Exercise goal: Tell how many lines carry the word "votre"; the reply is the number and nothing else.

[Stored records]

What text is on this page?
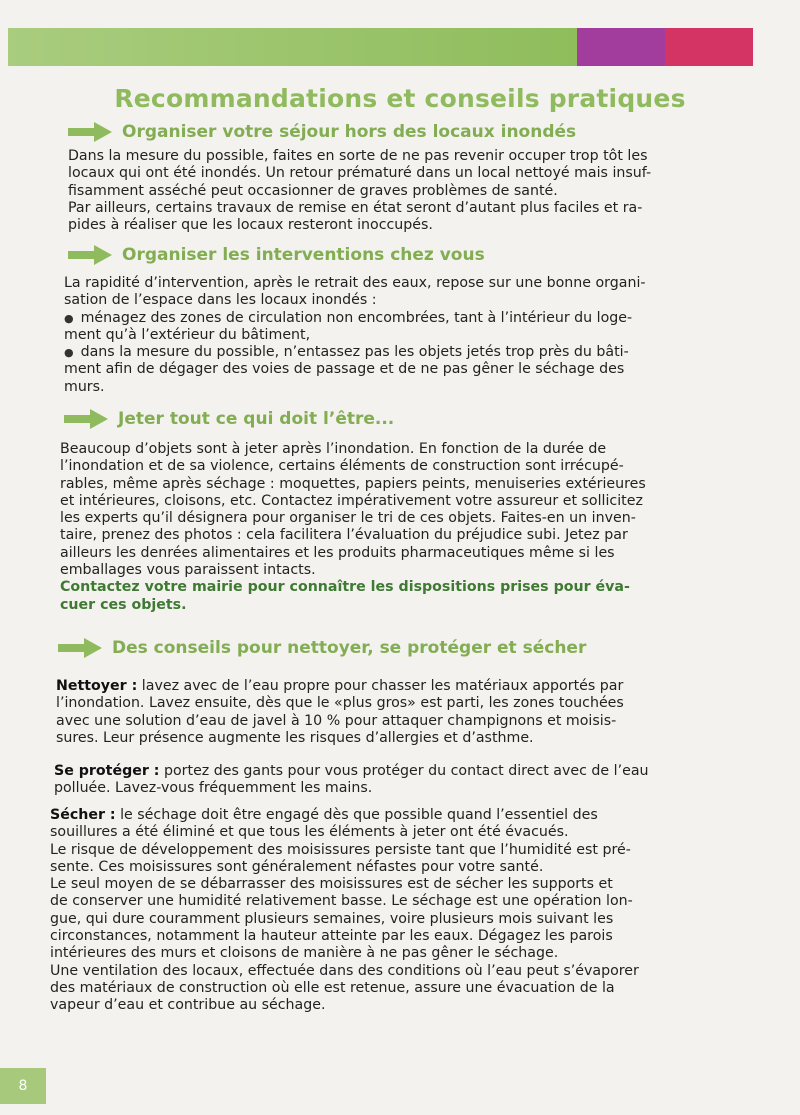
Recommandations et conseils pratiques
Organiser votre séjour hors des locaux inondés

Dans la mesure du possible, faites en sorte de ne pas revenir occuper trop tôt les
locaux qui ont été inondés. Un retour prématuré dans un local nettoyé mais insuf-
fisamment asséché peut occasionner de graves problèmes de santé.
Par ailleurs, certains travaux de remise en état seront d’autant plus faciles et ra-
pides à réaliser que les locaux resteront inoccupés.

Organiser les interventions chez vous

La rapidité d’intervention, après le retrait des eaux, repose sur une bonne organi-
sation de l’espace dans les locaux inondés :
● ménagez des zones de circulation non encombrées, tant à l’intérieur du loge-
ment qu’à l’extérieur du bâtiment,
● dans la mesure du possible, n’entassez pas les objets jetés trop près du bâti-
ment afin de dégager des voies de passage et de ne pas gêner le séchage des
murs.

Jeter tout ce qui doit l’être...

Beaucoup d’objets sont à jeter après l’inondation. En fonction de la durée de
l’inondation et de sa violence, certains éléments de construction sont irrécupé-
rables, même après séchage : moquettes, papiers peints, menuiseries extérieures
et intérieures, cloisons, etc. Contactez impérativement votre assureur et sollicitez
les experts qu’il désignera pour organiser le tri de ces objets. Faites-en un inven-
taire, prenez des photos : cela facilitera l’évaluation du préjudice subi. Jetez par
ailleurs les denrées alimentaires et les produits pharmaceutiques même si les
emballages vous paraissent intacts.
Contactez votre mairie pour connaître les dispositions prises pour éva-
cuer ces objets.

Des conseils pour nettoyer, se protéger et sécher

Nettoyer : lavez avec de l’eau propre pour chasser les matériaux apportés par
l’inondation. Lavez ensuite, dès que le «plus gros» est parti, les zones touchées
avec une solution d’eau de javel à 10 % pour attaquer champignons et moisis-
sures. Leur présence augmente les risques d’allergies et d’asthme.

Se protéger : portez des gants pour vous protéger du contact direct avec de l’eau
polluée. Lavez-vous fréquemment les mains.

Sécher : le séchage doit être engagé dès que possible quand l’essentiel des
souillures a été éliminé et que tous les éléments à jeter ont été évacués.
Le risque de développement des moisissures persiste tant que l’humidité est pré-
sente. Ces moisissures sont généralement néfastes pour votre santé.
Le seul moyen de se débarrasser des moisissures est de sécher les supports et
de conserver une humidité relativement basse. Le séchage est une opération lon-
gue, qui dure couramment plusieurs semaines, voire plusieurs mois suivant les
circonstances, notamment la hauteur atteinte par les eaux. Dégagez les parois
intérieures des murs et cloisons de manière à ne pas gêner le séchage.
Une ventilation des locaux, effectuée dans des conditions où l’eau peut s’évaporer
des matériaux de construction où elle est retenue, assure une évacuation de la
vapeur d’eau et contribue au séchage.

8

==

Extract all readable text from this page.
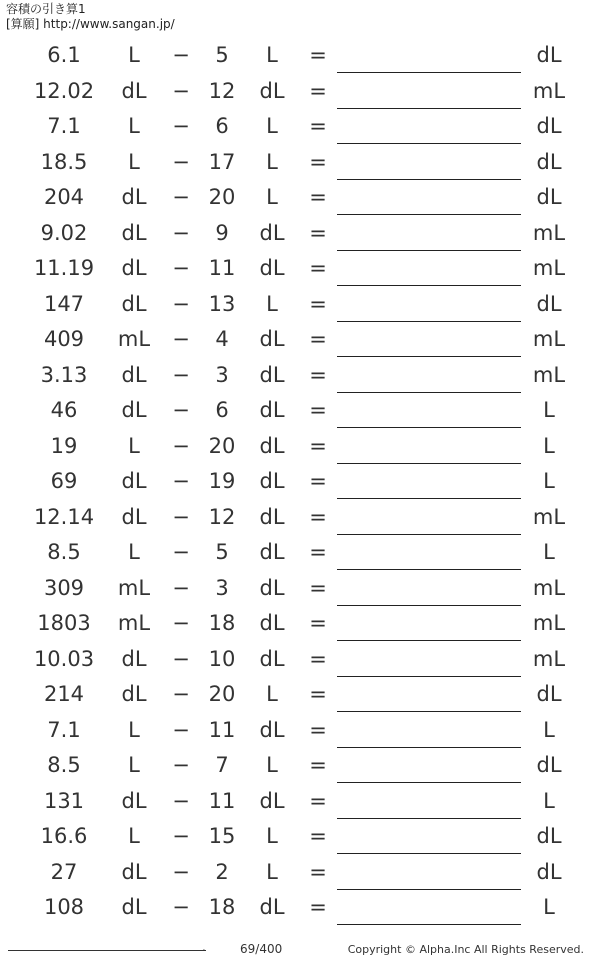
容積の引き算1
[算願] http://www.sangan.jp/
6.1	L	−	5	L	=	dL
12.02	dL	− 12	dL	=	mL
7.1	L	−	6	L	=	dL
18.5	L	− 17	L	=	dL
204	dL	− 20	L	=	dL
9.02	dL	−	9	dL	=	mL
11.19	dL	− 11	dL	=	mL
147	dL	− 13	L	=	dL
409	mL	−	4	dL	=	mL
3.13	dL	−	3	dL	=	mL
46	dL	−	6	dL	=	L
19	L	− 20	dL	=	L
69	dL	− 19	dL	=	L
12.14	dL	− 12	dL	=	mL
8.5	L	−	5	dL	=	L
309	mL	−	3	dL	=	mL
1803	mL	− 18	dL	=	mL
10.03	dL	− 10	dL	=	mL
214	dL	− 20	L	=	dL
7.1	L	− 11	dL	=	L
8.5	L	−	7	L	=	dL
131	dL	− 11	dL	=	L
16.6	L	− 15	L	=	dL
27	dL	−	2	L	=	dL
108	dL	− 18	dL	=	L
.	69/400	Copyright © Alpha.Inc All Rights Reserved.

The reply: 4